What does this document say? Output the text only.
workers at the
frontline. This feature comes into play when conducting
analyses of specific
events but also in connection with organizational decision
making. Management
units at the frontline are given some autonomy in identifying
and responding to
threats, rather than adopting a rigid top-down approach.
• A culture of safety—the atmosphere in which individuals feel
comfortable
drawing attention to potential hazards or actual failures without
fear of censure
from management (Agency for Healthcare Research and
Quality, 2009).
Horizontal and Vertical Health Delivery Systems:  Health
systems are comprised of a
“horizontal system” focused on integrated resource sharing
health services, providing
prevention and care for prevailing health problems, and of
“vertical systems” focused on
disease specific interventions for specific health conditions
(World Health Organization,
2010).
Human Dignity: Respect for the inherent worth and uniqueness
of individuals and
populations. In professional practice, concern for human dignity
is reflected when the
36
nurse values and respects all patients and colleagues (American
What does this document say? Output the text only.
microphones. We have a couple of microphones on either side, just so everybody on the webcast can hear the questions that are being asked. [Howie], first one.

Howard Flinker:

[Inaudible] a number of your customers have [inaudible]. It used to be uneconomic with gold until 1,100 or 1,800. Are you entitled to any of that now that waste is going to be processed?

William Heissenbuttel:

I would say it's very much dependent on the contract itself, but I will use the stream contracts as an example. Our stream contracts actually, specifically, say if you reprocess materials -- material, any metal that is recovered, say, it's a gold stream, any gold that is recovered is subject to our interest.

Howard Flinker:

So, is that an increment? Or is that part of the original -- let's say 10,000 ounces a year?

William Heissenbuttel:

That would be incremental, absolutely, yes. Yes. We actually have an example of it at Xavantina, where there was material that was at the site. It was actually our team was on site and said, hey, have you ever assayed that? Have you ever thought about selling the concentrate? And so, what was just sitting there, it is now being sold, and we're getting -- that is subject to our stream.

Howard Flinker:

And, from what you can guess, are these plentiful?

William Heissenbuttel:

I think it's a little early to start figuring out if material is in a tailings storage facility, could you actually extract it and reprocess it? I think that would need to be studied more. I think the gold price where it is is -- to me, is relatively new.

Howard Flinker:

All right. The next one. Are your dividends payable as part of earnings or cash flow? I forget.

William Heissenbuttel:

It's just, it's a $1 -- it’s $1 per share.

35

### What to produce
Set the listing above down again exactly.

### Output below
What does this document say? Output the text only.
workers at the
frontline. This feature comes into play when conducting
analyses of specific
events but also in connection with organizational decision
making. Management
units at the frontline are given some autonomy in identifying
and responding to
threats, rather than adopting a rigid top-down approach.
• A culture of safety—the atmosphere in which individuals feel
comfortable
drawing attention to potential hazards or actual failures without
fear of censure
from management (Agency for Healthcare Research and
Quality, 2009).
Horizontal and Vertical Health Delivery Systems:  Health
systems are comprised of a
“horizontal system” focused on integrated resource sharing
health services, providing
prevention and care for prevailing health problems, and of
“vertical systems” focused on
disease specific interventions for specific health conditions
(World Health Organization,
2010).
Human Dignity: Respect for the inherent worth and uniqueness
of individuals and
populations. In professional practice, concern for human dignity
is reflected when the
36
nurse values and respects all patients and colleagues (American
What does this document say? Output the text only.
microphones. We have a couple of microphones on either side, just so everybody on the webcast can hear the questions that are being asked. [Howie], first one.

Howard Flinker:

[Inaudible] a number of your customers have [inaudible]. It used to be uneconomic with gold until 1,100 or 1,800. Are you entitled to any of that now that waste is going to be processed?

William Heissenbuttel:

I would say it's very much dependent on the contract itself, but I will use the stream contracts as an example. Our stream contracts actually, specifically, say if you reprocess materials -- material, any metal that is recovered, say, it's a gold stream, any gold that is recovered is subject to our interest.

Howard Flinker:

So, is that an increment? Or is that part of the original -- let's say 10,000 ounces a year?

William Heissenbuttel:

That would be incremental, absolutely, yes. Yes. We actually have an example of it at Xavantina, where there was material that was at the site. It was actually our team was on site and said, hey, have you ever assayed that? Have you ever thought about selling the concentrate? And so, what was just sitting there, it is now being sold, and we're getting -- that is subject to our stream.

Howard Flinker:

And, from what you can guess, are these plentiful?

William Heissenbuttel:

I think it's a little early to start figuring out if material is in a tailings storage facility, could you actually extract it and reprocess it? I think that would need to be studied more. I think the gold price where it is is -- to me, is relatively new.

Howard Flinker:

All right. The next one. Are your dividends payable as part of earnings or cash flow? I forget.

William Heissenbuttel:

It's just, it's a $1 -- it’s $1 per share.

35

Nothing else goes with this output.